◆ **Written request**
Look through the material and copy each line holding "this".
########
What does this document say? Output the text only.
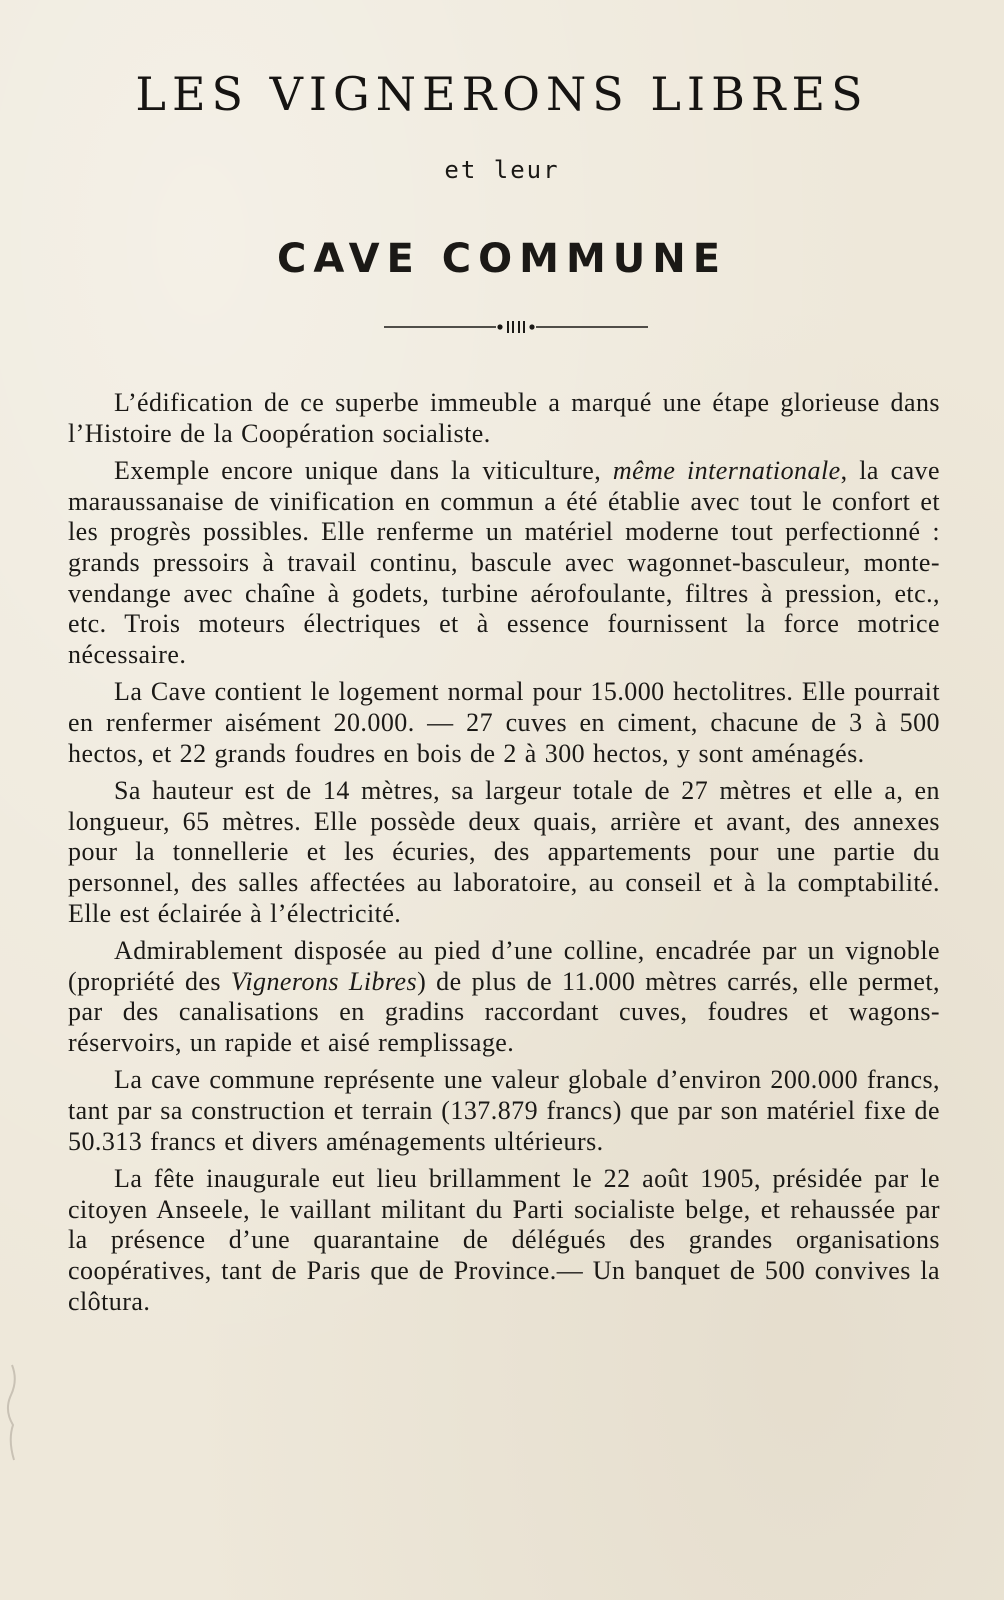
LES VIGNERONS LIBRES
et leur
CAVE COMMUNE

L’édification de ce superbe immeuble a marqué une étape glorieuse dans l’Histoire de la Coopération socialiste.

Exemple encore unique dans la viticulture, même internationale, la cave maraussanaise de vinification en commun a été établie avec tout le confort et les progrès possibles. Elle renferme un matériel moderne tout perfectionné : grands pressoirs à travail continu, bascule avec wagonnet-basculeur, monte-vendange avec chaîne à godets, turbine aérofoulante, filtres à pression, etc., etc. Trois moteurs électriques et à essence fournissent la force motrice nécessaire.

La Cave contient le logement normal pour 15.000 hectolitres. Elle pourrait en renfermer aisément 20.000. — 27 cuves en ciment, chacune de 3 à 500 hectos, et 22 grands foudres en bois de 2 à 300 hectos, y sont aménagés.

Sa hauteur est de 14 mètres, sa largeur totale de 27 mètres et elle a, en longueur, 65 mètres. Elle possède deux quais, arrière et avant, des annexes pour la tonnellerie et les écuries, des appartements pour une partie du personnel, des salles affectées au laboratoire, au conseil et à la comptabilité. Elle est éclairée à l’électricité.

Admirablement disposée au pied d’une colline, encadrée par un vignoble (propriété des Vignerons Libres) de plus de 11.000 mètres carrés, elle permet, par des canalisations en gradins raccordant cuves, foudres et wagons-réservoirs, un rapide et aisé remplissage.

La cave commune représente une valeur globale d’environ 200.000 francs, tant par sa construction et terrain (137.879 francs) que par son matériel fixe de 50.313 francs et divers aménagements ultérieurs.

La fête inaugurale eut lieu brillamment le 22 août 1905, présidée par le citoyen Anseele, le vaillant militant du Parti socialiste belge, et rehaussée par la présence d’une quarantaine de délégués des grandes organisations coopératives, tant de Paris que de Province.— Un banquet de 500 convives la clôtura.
########
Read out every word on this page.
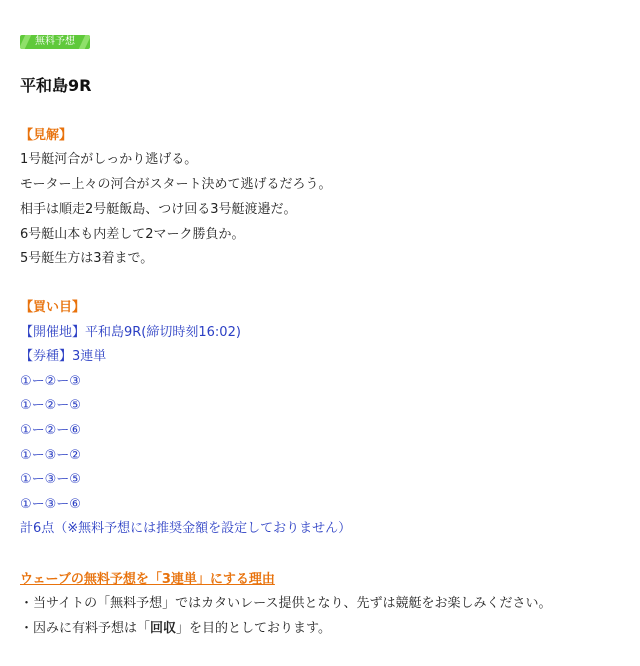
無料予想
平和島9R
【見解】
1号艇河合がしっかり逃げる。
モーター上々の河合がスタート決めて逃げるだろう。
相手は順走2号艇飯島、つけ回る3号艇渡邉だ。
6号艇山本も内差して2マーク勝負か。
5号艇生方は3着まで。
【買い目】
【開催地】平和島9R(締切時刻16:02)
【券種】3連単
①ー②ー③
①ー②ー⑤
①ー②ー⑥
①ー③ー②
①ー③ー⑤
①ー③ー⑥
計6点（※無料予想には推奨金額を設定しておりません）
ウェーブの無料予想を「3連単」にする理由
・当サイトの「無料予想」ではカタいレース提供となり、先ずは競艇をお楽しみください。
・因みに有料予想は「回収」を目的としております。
########
◆ **Task output**
What does this document say? Output the text only.
Read out every word on this page.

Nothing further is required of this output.